* SELECTED EXCERPT *

# Referrals = Ponzi Scheme



## Driver8 (Jul 29, 2014)

So this new note I received claims I'll earn 10% of the fares of anyone I refer, for their first 30 days as a driver. 

How is this legal?


----------



## Txchick (Nov 25, 2014)

Driver8 said:


> So this new note I received claims I'll earn 10% of the fares of anyone I refer, for their first 30 days as a driver.
> 
> How is this legal?


Never heard of this referral from Uber. mmmmmm!


----------



## UberXTampa (Nov 20, 2014)

Driver8 said:


> So this new note I received claims I'll earn 10% of the fares of anyone I refer, for their first 30 days as a driver.
> 
> How is this legal?


They are certain that the 10% is not going to amount anything.


----------



## Andy1234 (Jan 3, 2015)

Ponzi is not the correct term. Its a MLM or Multi Level Marketing tactic. MLMs are very similar to Pyramid Schemes and the two are sometimes used interchangeably, but in Fact they are different. All Pyramids are MLMs, but not all MLMs are Pyramids. They become illegal when the primary means of compensation comes from the recruitment of new members. In the case of Uber and Lyft referral bonus programs the main source of income is from driving and not dependent on recruitment. So therefore its is completely legal.


----------



## elelegido (Sep 24, 2014)

Driver8 said:


> So this new note I received claims I'll earn 10% of the fares of anyone I refer, for their first 30 days as a driver.
> 
> How is this legal?


Because it is not illegal. Therefore it is legal.

The referral system us in no way a Ponzi scheme. One of the requirements for a scheme to be classified as such is that the new entrant pays to join the scheme. Joining Uber as a driver does not involve payment to Uber. So it's not a Ponzi or pyramid. Case closed.

* THE TASKS *
- a) In the forum thread about driver referral bonuses, what reason does Andy1234 give for calling the Uber and Lyft referral programs legal? Answer in one to three sentences.
- b) According to the forum thread about driver referral bonuses, what share of a referred driver's fares does the note promise, and for how long?
- c) Write the post that comes next in the forum thread about driver referral bonuses, following the last reply.

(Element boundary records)
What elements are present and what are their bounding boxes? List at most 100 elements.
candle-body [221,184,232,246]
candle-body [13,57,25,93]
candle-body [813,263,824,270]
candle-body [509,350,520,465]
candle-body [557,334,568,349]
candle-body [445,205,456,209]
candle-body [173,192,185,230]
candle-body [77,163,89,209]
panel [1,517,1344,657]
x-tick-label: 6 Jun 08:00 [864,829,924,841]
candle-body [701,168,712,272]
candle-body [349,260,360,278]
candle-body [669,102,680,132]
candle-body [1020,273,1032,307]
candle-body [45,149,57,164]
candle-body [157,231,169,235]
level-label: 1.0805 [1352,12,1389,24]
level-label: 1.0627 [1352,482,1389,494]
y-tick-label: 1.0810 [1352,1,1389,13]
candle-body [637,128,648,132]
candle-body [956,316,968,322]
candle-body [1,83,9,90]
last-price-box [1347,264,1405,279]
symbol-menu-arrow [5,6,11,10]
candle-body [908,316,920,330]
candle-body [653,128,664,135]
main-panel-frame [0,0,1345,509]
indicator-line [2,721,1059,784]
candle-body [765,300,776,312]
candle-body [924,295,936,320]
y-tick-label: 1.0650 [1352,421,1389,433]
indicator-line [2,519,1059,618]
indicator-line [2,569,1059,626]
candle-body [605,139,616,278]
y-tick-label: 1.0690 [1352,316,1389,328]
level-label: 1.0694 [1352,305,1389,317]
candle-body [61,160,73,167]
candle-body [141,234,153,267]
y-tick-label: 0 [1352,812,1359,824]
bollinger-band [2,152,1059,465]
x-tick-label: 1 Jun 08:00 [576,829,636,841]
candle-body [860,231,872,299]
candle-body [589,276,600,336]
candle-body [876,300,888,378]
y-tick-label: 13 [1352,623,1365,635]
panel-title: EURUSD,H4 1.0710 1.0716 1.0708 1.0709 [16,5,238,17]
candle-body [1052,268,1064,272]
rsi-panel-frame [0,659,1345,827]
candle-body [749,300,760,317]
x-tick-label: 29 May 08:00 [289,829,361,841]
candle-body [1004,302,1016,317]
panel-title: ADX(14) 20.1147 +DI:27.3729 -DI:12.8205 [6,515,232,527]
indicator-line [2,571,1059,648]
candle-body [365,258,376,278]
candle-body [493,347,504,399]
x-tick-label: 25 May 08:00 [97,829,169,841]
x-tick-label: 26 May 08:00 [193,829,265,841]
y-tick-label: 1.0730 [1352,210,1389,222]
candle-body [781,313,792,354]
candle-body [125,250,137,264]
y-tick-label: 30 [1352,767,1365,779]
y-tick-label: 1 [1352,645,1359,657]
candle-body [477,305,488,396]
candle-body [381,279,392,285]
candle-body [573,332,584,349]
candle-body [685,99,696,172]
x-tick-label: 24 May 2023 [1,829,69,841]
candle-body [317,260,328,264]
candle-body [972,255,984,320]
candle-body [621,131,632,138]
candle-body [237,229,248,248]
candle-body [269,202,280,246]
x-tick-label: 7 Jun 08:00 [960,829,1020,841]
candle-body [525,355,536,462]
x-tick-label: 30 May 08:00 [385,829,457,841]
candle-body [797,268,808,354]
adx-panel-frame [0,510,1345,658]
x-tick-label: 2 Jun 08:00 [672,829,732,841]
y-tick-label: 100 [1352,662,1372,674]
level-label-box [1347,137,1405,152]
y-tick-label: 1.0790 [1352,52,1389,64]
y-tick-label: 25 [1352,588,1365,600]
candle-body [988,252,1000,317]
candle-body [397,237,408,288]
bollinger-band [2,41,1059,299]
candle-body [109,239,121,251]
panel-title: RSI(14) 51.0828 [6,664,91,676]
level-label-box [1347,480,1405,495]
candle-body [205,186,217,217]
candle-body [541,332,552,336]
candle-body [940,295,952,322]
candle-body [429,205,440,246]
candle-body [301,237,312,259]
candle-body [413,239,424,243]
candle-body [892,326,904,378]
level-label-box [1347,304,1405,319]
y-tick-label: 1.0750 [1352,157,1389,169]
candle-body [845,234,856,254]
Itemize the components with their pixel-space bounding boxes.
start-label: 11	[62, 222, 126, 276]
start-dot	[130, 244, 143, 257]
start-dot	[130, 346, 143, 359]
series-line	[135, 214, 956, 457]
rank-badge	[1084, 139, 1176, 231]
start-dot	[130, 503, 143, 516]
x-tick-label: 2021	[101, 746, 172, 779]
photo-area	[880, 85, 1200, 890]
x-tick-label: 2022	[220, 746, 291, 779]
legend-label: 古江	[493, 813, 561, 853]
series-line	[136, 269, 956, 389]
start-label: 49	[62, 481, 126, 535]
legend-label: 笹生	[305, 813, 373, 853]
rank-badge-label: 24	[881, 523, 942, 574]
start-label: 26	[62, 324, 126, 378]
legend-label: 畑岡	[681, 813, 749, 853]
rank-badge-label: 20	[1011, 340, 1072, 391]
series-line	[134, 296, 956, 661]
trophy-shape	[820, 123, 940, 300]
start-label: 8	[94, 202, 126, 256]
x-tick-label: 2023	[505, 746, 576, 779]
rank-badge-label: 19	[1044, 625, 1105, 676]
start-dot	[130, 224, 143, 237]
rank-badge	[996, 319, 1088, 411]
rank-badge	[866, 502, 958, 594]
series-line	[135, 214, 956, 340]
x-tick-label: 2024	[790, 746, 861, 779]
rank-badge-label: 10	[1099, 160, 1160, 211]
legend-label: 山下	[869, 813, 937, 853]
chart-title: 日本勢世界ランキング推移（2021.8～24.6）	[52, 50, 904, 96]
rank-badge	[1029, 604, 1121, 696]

* SOLVED PROBLEMS *
- a) Andy1234 says a multi-level marketing setup becomes illegal when its primary compensation comes from recruiting new members. In the Uber and Lyft referral programs, the main income comes from driving, not from recruitment. So the programs are legal.

- b) 10% of the referred driver's fares for their first 30 days as a driver.

- c)
----------



## uber_sea (Jan 9, 2015)

Are they paying 10% of gross or net? My guess is on net.


----------



## Amsoil Uber Connect (Jan 14, 2015)

Why is it I feel a need to press 1 for English. 

What is this "Note" you speak of?


----------



## UberHammer (Dec 5, 2014)

Andy1234 said:


> Ponzi is not the correct term. Its a MLM or Multi Level Marketing tactic. MLMs are very similar to Pyramid Schemes and the two are sometimes used interchangeably, but in Fact they are different. All Pyramids are MLMs, but not all MLMs are Pyramids. * They become illegal when the primary means of compensation comes from the recruitment of new members. *In the case of Uber and Lyft referral bonus programs the main source of income is from driving and not dependent on recruitment. So therefore its is completely legal.


At these rates, this is already true of Uber.


----------



## elelegido (Sep 24, 2014)

Amsoil Uber Connect said:


> Why is it I feel a need to press 1 for English.
> 
> What is this "Note" you speak of?


Seriously? You don't get this?

Press 1 for: it was an email from Uber
Press 2 for: it was a text message from Uber


----------



## Amsoil Uber Connect (Jan 14, 2015)

Of course I do.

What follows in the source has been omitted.